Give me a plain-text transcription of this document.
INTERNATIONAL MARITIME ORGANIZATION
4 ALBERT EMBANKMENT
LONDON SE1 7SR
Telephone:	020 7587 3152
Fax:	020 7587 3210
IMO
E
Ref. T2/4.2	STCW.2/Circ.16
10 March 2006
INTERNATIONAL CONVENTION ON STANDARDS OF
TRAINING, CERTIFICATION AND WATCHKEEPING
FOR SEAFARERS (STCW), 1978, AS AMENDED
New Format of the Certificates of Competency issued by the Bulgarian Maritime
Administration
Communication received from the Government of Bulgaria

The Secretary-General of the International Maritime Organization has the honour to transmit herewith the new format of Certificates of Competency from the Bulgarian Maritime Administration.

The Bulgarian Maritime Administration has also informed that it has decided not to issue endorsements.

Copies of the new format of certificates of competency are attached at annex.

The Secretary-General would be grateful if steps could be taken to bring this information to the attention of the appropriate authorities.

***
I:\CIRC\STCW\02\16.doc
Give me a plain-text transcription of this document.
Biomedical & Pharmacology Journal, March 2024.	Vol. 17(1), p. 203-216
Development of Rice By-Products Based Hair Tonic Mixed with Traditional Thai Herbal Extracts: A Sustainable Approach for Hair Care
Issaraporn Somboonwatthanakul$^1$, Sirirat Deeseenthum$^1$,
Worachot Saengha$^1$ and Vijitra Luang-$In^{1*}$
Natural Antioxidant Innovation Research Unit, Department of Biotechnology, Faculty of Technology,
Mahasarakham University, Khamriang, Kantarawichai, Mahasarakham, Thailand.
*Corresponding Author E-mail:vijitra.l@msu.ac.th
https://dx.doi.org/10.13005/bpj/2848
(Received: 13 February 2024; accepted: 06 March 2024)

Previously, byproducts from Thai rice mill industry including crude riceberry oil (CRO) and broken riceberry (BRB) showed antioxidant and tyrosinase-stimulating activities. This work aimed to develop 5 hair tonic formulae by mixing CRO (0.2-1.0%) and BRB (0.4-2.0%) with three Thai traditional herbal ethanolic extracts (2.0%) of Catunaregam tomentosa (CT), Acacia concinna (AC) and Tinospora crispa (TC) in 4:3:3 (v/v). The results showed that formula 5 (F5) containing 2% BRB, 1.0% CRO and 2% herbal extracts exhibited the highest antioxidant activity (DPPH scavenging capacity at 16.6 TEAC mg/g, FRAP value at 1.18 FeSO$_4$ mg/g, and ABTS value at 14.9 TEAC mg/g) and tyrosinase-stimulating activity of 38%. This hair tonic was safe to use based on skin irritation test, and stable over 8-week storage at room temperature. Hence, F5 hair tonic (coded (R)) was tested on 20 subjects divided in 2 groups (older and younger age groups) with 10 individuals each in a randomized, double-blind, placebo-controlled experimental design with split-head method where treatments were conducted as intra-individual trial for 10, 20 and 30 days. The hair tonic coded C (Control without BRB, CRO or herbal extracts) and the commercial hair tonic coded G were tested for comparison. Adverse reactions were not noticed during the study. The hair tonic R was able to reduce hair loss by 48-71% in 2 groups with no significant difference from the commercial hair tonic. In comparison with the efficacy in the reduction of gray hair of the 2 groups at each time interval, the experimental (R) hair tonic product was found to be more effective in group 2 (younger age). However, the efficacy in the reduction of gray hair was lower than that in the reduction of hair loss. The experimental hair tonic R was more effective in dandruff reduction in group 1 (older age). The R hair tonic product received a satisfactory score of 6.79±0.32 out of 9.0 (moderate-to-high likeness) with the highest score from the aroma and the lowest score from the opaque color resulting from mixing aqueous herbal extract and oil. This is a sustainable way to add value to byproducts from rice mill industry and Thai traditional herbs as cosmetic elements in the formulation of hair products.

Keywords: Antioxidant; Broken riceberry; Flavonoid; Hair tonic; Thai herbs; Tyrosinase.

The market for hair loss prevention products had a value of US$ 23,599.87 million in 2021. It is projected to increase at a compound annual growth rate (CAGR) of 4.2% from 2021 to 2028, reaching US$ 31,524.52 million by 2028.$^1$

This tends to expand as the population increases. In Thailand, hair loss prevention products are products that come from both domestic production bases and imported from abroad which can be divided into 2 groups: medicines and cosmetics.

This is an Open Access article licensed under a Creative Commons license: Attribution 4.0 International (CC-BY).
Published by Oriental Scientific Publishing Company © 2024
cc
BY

════

Check the records above line by line and tally those holding the string "Thailand". Answer with the number only.

SOLUTION
2